Aim — Below are some records. Copy every line in them that holds "Listen".

Data entries —
■ ■ ■ ■ ■ ■ ■

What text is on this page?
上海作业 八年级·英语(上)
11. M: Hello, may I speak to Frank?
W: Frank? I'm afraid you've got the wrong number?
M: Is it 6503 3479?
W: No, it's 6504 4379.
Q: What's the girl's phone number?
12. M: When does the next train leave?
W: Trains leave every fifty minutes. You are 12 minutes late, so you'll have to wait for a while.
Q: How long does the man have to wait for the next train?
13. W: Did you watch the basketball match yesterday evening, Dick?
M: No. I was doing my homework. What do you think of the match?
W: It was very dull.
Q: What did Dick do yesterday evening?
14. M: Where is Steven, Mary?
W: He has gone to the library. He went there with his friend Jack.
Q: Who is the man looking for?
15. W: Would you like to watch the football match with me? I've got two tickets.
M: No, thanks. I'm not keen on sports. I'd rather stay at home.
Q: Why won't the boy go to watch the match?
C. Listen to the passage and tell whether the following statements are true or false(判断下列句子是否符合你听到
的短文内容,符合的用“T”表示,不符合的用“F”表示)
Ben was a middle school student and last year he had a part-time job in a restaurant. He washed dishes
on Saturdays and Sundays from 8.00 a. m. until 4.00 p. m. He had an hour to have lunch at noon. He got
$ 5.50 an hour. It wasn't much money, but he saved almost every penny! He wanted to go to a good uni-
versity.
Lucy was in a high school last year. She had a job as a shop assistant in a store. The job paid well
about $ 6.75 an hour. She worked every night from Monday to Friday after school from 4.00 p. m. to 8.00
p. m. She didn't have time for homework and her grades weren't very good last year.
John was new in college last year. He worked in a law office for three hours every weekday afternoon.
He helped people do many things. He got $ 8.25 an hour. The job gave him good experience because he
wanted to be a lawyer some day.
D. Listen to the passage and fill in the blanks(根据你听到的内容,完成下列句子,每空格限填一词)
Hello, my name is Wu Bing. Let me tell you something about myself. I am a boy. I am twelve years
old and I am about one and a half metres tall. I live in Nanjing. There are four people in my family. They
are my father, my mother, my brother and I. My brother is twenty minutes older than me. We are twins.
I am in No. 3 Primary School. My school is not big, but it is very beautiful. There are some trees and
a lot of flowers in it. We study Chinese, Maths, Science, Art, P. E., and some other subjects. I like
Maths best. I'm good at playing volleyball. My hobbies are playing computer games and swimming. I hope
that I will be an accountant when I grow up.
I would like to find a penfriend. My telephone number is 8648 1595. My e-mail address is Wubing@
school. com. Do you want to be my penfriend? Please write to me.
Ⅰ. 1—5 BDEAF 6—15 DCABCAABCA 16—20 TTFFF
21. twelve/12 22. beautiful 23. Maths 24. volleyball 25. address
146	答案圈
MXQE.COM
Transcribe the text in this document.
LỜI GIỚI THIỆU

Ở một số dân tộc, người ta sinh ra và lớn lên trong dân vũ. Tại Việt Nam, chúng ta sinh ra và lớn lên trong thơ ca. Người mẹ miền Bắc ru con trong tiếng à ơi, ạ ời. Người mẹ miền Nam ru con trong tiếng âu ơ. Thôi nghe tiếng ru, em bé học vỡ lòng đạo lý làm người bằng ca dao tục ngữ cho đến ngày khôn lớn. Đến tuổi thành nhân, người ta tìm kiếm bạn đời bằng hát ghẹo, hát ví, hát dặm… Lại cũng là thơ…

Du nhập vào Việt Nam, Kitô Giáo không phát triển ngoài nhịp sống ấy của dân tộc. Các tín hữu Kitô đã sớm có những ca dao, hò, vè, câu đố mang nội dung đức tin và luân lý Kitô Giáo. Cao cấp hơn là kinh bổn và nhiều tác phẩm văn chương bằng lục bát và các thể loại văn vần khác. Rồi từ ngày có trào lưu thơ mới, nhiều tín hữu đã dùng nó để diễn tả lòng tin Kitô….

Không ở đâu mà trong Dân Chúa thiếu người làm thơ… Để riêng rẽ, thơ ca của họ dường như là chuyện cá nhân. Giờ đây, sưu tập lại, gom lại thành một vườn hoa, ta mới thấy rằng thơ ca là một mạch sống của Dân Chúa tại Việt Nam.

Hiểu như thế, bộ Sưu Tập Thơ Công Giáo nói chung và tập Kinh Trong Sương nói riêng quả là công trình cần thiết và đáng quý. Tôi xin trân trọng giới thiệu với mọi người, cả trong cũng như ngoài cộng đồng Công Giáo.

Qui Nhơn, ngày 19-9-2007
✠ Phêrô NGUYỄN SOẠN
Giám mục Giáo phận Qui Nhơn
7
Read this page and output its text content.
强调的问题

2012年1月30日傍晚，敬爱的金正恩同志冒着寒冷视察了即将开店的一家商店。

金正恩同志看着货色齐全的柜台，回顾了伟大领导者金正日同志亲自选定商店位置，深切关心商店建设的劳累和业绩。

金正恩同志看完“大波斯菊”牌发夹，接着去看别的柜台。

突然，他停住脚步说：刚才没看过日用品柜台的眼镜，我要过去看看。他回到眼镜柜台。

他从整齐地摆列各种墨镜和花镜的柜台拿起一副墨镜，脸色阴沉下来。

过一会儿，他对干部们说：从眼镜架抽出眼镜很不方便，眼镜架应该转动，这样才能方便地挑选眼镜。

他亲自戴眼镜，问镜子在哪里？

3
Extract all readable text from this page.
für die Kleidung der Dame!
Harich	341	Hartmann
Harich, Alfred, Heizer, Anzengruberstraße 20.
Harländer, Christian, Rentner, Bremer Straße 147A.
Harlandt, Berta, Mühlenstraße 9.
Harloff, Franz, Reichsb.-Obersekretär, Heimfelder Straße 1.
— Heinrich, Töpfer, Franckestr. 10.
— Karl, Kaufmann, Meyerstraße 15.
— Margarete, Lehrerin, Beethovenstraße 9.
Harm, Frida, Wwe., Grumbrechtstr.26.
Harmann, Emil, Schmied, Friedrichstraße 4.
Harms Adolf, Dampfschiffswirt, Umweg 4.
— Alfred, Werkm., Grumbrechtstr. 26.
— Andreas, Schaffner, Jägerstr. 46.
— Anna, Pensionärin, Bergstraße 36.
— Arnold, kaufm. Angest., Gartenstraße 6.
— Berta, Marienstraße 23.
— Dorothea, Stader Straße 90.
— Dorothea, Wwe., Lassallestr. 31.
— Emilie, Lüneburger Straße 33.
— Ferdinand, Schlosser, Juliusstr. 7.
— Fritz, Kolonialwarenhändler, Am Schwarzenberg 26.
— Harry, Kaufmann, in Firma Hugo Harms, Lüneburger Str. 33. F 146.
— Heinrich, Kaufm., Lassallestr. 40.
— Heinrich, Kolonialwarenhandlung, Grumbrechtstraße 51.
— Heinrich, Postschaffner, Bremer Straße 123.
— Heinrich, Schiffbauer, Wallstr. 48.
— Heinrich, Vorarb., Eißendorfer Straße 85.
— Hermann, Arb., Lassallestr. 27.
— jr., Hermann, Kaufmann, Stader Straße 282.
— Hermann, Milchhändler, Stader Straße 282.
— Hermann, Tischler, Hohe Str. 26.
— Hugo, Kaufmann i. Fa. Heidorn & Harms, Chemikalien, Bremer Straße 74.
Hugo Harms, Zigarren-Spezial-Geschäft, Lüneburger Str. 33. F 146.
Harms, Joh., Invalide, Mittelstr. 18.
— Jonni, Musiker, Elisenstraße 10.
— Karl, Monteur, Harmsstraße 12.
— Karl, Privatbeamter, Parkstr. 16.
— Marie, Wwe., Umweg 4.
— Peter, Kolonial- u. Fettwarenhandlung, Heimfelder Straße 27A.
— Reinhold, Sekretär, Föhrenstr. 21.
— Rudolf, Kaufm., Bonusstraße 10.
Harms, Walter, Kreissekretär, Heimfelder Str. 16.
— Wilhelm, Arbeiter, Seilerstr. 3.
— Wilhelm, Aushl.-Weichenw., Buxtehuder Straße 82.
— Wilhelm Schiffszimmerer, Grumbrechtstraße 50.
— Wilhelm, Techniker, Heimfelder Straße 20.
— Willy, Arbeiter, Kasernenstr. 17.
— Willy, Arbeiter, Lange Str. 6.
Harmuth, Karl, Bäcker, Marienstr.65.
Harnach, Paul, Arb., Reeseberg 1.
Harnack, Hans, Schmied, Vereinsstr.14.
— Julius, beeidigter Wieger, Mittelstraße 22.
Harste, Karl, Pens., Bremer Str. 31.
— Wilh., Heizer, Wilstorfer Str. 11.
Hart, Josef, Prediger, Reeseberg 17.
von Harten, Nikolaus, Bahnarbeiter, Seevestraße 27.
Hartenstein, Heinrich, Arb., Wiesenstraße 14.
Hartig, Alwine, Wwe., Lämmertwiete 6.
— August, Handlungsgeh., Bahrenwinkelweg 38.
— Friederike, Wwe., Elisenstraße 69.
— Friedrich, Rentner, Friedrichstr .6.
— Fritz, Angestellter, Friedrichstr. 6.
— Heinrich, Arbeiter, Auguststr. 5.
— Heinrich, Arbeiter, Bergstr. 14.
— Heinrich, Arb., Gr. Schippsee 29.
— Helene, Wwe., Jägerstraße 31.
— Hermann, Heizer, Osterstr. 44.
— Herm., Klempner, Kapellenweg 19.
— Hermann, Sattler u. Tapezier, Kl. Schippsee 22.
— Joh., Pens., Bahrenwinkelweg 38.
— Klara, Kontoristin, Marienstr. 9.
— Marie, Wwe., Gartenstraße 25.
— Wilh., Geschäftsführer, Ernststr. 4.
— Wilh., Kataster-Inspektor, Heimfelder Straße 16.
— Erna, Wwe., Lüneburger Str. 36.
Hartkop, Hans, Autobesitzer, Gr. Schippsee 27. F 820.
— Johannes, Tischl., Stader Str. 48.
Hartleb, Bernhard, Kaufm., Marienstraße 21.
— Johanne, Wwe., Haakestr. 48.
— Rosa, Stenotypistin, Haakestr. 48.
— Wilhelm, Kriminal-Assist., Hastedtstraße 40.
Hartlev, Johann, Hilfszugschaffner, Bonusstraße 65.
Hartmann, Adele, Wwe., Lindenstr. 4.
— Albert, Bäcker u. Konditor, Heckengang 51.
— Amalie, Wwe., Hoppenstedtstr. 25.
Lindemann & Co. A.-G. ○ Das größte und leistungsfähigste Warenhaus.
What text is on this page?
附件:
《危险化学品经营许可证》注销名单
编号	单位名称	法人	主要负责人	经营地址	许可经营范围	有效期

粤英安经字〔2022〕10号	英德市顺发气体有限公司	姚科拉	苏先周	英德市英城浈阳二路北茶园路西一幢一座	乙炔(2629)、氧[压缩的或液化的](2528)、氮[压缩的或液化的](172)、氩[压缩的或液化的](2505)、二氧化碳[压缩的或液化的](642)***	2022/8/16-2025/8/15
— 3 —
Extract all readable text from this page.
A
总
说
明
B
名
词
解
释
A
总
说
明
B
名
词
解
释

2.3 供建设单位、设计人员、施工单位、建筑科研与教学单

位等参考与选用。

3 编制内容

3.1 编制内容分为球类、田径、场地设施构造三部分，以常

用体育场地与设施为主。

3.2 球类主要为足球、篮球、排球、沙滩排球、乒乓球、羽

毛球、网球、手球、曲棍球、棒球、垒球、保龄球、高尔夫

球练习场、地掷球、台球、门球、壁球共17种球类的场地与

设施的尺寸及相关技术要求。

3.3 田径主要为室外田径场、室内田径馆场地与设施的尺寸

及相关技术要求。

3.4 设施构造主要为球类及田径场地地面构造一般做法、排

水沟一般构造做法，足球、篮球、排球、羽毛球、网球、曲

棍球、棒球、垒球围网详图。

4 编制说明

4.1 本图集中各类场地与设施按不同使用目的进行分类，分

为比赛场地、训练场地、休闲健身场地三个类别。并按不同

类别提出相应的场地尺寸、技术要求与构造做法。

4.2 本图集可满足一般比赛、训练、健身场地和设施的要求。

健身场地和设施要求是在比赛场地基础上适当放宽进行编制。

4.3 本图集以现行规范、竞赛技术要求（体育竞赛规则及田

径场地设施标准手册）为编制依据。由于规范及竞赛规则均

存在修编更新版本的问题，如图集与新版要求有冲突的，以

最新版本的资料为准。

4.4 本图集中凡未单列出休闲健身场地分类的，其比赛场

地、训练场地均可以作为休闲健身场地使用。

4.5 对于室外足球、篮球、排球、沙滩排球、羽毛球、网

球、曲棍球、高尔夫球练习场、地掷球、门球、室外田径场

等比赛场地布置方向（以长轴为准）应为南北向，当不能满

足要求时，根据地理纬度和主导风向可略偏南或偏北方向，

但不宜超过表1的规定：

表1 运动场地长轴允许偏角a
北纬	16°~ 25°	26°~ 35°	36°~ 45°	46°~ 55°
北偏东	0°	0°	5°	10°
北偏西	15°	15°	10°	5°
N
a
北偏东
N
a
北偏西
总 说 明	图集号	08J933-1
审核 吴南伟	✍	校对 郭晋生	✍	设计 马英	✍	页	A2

■ ■ ■ ■ ■ ■ ■

Worked answer —
C. Listen to the passage and tell whether the following statements are true or false(判断下列句子是否符合你听到
D. Listen to the passage and fill in the blanks(根据你听到的内容,完成下列句子,每空格限填一词)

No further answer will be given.